◆ GIVEN TASK
In how many lines does the string "text" appear? Answer with the number only.
--- BEGIN ---
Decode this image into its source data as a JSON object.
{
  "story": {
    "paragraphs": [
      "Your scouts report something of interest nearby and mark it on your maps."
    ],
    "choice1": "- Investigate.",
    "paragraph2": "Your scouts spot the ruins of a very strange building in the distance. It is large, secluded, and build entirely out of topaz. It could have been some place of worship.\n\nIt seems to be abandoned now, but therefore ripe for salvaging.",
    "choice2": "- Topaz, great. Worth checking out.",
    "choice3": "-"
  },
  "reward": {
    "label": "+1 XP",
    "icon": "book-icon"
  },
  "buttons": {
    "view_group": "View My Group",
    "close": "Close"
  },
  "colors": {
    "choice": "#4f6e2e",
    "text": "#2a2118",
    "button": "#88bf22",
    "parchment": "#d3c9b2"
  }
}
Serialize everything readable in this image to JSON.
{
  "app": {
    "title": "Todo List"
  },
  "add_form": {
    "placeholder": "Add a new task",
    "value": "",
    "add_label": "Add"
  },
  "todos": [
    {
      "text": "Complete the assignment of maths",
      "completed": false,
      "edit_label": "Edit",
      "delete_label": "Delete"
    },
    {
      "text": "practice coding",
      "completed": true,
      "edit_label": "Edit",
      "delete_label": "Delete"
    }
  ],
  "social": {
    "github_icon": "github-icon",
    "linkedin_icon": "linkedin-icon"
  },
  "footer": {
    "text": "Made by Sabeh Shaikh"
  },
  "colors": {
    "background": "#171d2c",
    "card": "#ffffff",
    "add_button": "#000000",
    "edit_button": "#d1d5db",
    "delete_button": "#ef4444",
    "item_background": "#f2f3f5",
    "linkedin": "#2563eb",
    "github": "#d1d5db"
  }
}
--- END ---
◆ TASK ANSWER
4